--- Information supplied ---
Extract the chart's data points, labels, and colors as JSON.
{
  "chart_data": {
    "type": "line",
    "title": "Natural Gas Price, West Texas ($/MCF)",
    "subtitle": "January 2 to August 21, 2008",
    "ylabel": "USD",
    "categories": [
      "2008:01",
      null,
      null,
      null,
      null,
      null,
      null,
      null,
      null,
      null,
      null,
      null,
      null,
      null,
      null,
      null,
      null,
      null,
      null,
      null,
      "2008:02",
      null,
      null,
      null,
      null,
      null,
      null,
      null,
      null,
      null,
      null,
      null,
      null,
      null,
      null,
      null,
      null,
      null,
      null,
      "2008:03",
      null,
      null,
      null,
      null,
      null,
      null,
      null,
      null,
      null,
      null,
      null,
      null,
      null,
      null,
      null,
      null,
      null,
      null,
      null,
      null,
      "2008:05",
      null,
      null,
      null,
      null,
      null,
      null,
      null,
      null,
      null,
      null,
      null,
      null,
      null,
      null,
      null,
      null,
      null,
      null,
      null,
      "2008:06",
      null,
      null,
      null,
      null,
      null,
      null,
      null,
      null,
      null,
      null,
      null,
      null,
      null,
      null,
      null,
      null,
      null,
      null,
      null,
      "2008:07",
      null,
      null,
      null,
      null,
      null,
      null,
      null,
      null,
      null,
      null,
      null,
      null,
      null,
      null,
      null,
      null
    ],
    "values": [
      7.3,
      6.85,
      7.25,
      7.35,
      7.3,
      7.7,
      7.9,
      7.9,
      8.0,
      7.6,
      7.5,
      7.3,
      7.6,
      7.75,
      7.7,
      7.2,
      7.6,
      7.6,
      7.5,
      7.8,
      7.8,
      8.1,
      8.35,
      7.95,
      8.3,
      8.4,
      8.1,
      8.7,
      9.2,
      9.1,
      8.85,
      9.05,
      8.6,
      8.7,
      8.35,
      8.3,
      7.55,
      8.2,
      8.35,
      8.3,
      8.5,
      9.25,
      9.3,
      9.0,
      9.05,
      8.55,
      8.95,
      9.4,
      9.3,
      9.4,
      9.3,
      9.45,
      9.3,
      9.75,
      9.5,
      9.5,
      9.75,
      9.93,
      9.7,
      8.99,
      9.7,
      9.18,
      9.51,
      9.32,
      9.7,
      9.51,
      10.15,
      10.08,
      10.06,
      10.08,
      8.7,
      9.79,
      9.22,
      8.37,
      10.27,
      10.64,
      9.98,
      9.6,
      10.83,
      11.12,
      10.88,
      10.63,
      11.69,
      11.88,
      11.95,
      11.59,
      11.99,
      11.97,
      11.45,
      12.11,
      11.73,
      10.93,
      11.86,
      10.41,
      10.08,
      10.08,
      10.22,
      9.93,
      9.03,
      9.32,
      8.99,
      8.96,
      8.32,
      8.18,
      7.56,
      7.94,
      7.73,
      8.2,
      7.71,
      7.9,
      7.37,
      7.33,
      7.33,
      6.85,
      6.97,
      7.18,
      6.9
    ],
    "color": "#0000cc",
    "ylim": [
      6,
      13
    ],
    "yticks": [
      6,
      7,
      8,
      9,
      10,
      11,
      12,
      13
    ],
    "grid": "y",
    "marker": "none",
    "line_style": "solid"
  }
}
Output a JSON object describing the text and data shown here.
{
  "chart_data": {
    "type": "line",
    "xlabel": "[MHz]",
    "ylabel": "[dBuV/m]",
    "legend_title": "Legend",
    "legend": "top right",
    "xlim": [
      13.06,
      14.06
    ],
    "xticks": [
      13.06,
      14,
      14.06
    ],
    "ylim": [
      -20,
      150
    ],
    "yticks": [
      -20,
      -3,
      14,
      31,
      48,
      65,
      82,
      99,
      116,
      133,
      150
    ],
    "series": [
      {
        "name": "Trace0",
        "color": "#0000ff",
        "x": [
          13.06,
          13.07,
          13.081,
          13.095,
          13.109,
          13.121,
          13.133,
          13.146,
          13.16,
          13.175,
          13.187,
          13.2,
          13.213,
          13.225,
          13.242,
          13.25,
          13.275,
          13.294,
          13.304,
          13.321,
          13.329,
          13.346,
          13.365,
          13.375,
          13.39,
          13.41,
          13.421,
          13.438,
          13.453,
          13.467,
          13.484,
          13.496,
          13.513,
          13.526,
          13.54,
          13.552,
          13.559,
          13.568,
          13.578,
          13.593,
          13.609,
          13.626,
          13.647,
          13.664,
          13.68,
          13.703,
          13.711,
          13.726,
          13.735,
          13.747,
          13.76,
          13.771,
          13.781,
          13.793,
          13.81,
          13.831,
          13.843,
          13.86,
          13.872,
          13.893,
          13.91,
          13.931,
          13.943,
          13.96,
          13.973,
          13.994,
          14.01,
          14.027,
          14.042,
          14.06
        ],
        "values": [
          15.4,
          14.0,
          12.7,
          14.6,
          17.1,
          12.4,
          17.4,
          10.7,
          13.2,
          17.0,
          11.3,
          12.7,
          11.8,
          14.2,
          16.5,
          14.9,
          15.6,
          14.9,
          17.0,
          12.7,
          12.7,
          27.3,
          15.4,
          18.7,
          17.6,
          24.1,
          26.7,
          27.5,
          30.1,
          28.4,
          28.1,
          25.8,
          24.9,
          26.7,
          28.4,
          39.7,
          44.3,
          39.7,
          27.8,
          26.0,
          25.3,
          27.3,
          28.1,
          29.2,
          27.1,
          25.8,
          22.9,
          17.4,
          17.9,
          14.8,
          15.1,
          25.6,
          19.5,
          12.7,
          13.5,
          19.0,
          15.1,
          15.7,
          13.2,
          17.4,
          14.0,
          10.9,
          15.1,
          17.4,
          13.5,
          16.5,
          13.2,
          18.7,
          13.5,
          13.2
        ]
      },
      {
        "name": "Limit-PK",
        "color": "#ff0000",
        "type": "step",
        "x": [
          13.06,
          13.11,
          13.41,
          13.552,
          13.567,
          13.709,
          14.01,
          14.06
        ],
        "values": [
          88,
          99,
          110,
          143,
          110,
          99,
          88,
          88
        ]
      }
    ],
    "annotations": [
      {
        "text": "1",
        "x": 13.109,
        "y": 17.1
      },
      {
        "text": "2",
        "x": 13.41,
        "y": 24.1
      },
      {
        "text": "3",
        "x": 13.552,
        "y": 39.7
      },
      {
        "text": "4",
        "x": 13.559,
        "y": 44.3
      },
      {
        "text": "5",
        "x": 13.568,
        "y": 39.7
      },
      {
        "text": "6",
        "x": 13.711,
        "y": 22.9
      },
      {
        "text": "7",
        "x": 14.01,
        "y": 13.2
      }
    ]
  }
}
---
Find the word "text" in the material, then list each line that holds it.

Output a JSON object describing the text and data shown here.
        "text": "1",
        "text": "2",
        "text": "3",
        "text": "4",
        "text": "5",
        "text": "6",
        "text": "7",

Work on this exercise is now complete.